Data records
_ _ _ _ _ _ _

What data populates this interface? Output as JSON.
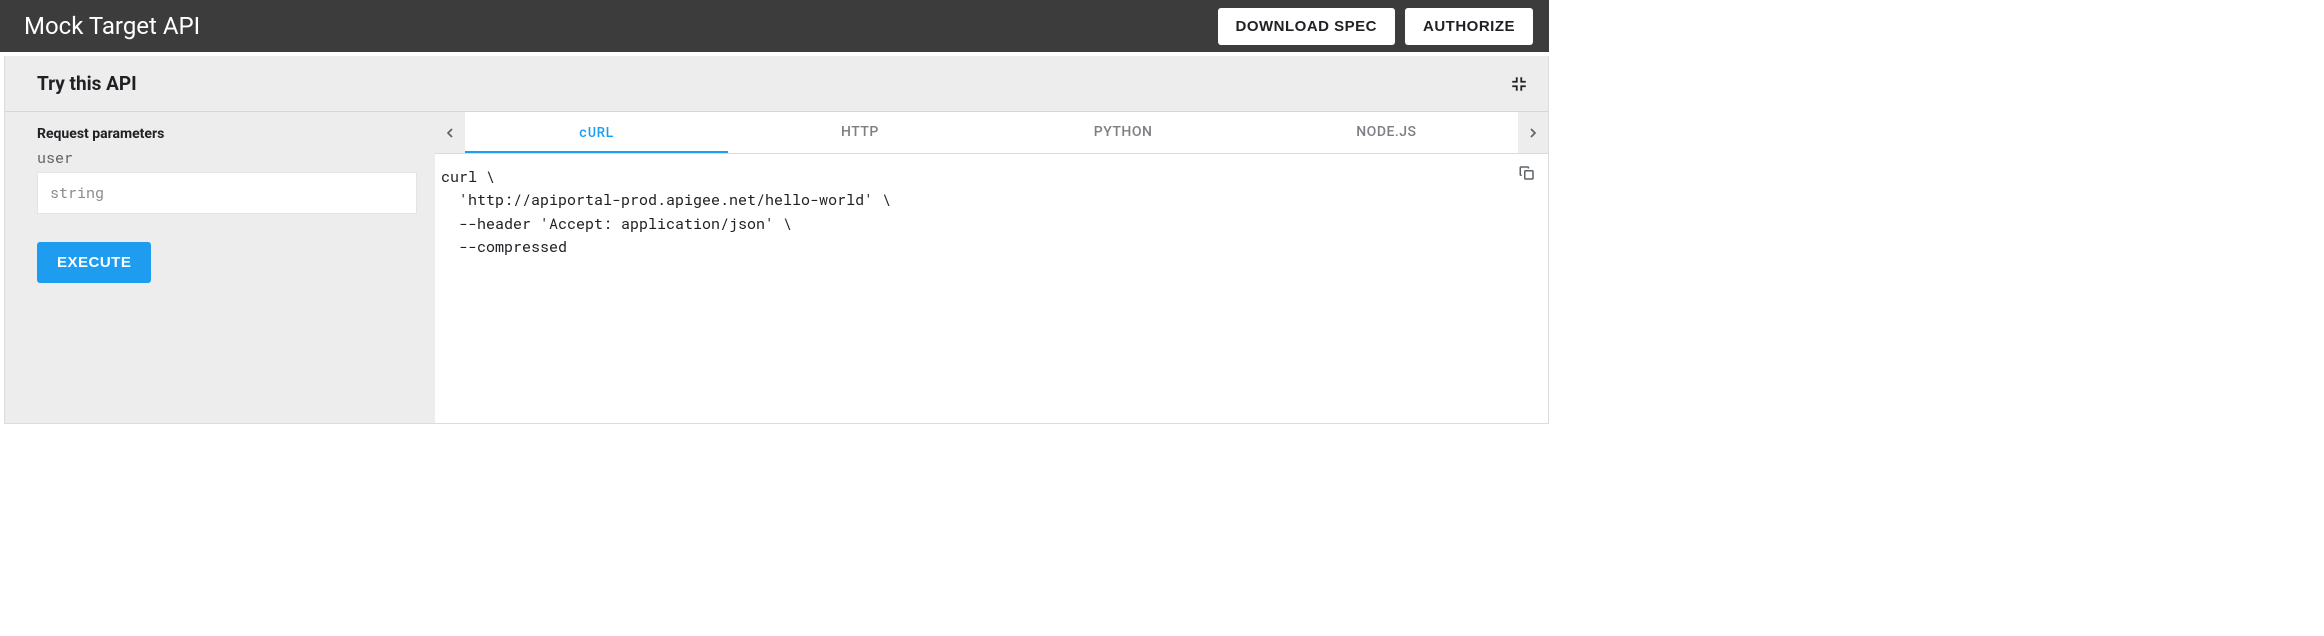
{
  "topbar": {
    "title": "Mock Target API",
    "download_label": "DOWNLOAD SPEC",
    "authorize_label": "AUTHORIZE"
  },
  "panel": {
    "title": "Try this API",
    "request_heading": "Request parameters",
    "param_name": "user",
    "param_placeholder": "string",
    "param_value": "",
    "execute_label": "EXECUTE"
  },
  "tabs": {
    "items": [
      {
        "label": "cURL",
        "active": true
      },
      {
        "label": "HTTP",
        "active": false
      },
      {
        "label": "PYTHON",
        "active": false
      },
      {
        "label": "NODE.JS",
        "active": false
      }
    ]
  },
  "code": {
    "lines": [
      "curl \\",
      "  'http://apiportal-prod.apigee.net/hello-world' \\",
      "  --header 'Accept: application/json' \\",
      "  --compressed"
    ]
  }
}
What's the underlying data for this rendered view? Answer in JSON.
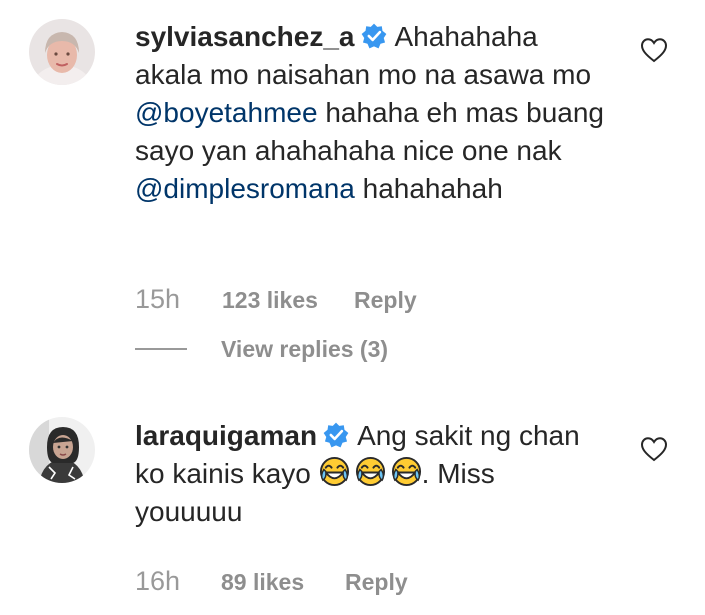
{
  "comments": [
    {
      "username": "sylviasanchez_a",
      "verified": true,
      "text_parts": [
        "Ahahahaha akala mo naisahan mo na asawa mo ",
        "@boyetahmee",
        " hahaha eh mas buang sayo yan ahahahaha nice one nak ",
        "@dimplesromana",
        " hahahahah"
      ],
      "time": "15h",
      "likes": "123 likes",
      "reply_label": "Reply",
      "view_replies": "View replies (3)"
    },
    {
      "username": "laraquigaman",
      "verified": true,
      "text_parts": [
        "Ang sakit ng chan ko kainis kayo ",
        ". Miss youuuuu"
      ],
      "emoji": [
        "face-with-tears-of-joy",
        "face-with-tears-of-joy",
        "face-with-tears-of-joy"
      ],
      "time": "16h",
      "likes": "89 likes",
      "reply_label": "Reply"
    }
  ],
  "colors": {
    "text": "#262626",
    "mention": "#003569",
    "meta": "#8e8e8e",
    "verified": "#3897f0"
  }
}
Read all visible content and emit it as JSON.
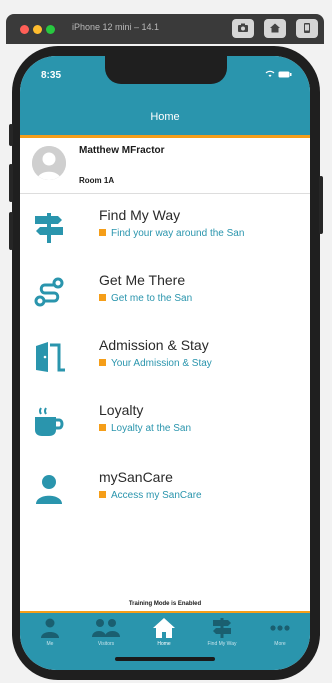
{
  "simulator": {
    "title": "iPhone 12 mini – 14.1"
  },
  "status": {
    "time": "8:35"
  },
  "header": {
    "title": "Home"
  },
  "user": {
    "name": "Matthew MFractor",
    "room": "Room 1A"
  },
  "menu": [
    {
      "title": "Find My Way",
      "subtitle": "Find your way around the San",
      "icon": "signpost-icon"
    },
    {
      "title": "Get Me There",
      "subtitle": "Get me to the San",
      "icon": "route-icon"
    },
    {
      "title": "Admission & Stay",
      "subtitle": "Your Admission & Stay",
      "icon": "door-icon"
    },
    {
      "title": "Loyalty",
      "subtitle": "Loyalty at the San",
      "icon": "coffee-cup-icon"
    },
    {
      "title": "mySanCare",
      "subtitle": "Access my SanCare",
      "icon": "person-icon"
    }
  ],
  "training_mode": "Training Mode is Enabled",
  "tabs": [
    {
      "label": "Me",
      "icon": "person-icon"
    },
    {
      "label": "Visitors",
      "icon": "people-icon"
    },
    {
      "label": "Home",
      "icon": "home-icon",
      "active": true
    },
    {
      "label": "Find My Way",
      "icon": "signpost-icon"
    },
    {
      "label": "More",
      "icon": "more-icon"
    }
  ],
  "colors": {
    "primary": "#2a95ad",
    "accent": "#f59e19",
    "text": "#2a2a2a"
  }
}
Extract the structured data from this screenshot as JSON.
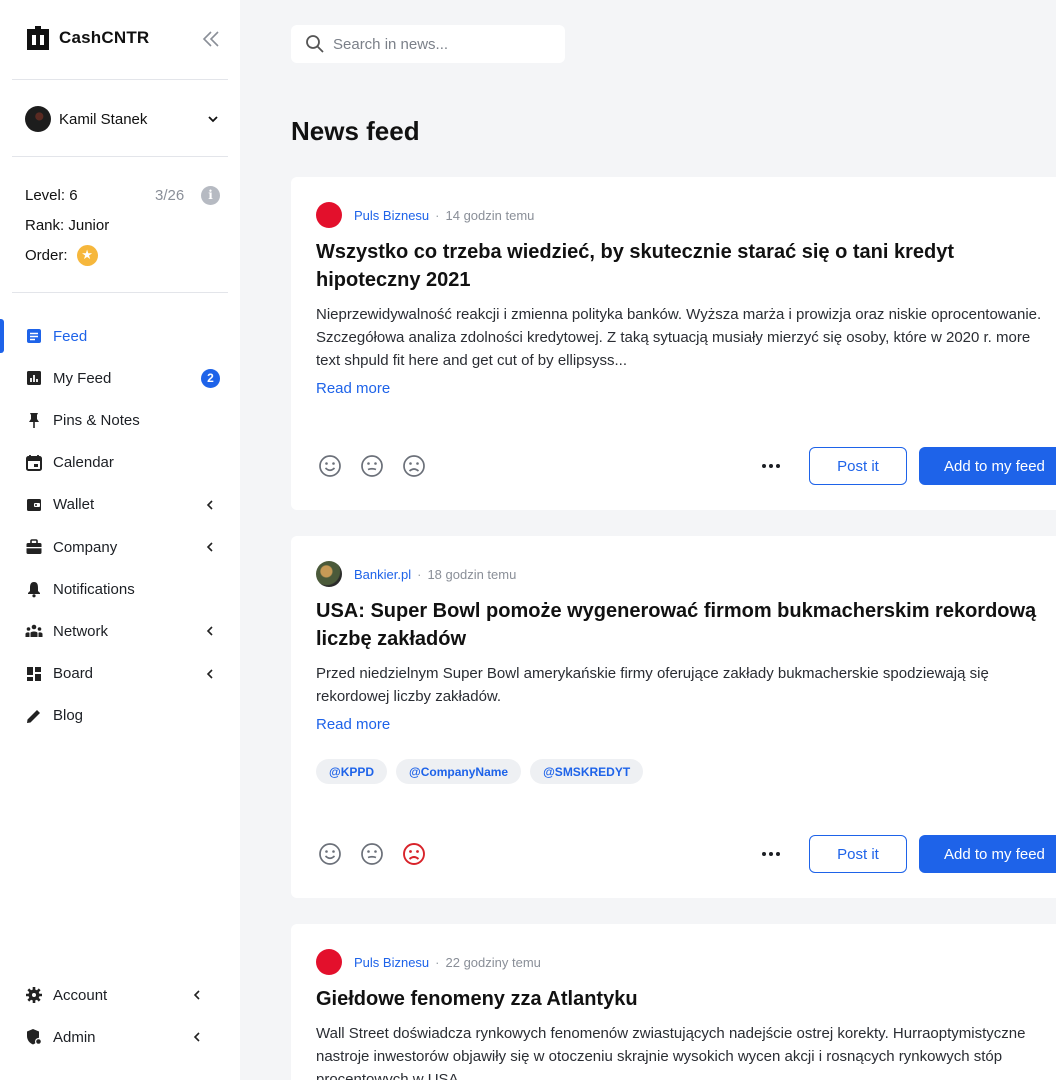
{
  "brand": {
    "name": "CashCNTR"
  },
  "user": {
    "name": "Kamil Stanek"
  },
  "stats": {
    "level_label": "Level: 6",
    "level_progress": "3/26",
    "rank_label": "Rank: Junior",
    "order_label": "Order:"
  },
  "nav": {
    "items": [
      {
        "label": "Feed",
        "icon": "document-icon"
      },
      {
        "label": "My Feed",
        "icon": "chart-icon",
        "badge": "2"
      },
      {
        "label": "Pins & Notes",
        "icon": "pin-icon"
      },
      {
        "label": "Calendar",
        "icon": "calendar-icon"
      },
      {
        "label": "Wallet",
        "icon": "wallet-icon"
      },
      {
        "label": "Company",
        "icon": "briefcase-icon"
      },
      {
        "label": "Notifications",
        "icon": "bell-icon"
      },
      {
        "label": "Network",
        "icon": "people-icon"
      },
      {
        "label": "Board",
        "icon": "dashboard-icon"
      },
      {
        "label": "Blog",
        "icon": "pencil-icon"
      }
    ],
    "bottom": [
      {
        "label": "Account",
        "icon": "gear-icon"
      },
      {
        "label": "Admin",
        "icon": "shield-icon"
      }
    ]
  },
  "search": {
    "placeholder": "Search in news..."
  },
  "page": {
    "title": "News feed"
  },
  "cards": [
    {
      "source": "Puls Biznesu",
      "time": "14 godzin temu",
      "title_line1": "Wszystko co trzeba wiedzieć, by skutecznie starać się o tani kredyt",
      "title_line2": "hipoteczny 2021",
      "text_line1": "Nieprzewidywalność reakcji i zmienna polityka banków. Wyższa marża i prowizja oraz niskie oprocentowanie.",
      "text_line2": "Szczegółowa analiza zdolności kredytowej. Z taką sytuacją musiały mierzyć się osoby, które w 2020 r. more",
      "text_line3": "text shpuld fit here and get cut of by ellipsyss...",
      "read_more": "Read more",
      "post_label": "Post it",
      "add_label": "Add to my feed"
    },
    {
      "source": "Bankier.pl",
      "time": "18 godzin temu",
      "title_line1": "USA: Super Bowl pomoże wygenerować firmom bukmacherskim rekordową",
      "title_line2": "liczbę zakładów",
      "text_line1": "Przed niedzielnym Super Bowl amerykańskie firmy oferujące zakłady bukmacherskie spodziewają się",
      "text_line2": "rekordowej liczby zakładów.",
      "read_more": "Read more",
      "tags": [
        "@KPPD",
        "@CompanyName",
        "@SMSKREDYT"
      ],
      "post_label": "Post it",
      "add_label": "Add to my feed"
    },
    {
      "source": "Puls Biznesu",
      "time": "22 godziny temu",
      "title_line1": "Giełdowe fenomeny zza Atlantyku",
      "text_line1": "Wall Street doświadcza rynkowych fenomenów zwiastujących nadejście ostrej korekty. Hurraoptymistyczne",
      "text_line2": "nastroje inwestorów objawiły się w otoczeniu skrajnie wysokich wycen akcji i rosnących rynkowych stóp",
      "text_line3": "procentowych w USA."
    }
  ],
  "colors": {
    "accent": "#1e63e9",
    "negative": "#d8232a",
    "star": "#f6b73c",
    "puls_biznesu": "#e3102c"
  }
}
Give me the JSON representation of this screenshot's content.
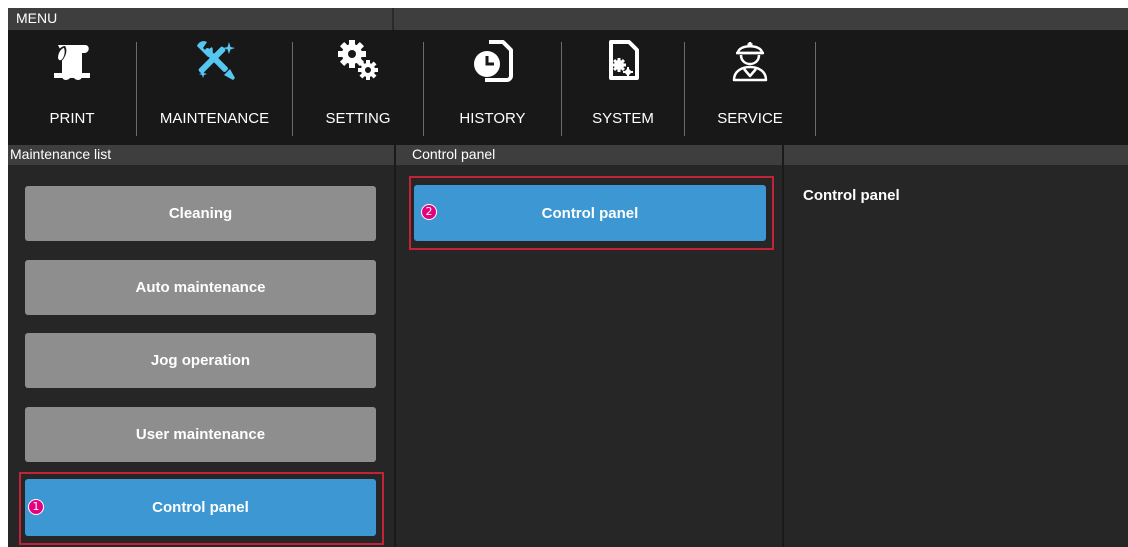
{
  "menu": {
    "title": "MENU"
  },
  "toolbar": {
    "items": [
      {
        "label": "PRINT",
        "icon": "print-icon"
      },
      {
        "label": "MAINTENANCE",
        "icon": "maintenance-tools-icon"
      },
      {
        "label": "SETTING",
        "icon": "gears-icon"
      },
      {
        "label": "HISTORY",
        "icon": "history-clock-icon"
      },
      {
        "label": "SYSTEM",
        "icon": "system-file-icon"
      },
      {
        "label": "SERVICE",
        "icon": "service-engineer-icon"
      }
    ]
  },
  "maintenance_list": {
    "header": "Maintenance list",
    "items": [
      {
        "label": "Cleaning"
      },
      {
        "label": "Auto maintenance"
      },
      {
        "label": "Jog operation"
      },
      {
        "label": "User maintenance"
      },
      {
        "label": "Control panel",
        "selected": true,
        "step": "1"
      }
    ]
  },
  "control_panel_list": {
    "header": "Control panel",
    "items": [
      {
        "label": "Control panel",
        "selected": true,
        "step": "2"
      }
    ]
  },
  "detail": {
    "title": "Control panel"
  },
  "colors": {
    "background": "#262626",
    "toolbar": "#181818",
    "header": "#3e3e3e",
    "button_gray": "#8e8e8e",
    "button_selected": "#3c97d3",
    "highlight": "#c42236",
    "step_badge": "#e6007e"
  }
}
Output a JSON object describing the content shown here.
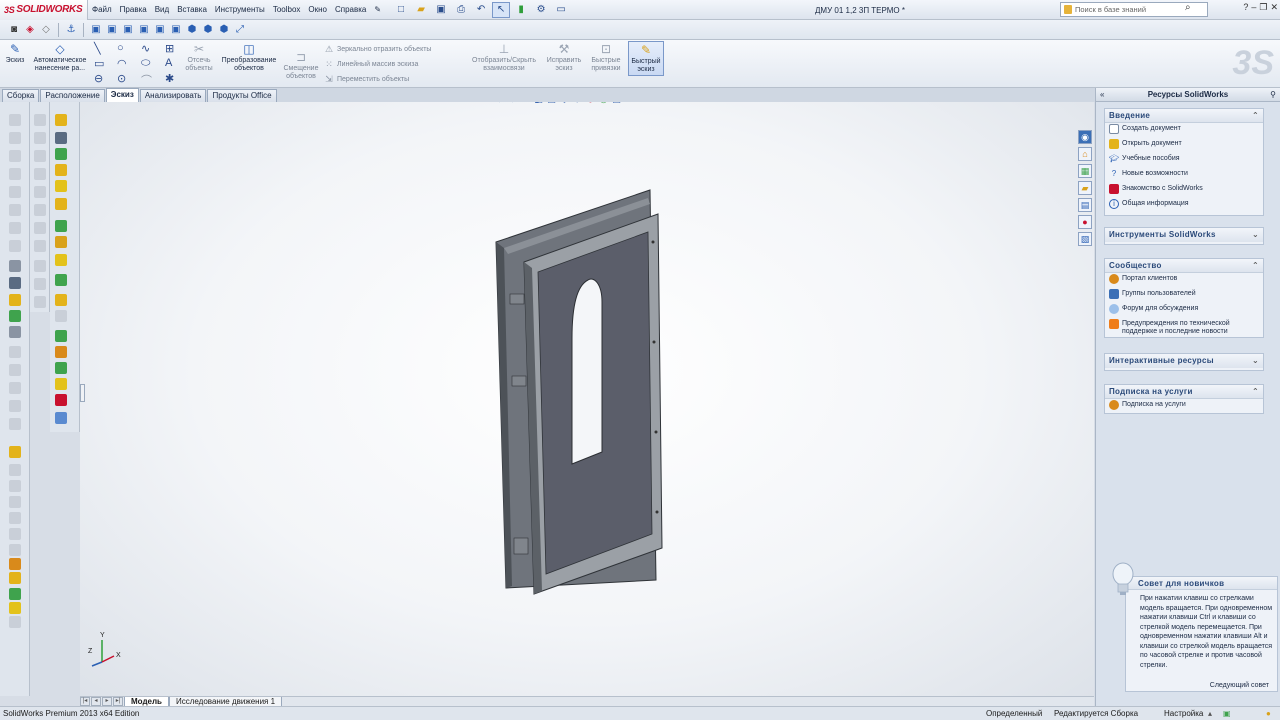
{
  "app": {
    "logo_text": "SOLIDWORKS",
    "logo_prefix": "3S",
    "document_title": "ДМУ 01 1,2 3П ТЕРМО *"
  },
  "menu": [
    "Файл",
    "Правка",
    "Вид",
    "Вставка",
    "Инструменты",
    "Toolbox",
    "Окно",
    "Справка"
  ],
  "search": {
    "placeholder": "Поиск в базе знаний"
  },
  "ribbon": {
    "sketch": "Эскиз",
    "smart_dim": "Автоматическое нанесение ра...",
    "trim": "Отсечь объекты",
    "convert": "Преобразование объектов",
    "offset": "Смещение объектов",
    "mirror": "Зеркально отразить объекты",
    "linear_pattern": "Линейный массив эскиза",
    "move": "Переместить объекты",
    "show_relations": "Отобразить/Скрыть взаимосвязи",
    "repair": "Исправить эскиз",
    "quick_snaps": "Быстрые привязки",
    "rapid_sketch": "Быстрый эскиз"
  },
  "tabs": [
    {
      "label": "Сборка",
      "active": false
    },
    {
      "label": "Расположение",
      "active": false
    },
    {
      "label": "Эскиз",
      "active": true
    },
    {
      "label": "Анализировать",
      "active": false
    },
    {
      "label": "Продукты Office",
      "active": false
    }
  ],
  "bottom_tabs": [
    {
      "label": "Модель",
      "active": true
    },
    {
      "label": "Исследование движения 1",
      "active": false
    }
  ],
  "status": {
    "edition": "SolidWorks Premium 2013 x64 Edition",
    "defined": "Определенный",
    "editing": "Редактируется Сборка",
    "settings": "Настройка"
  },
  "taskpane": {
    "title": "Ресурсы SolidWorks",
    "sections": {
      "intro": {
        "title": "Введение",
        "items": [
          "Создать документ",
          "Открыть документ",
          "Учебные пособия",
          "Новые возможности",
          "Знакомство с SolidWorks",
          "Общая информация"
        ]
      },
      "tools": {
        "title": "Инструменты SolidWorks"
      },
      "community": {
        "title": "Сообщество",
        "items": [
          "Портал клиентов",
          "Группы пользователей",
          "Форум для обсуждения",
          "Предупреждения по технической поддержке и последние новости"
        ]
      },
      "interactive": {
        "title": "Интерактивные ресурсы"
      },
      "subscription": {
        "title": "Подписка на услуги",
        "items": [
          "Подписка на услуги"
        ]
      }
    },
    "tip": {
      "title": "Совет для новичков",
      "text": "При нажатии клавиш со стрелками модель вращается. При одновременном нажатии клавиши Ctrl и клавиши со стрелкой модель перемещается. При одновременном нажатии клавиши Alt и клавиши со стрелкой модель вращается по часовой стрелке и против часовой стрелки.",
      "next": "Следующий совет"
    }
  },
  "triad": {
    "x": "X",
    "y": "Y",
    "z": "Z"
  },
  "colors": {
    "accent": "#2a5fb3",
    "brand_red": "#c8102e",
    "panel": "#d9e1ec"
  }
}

_ _ _ _ _ _ _

• **PROMPT**:
Using the listing above, show every line that includes the string "документ".

• **RESPONSE FOR THIS EXERCISE**:
          "Создать документ",
          "Открыть документ",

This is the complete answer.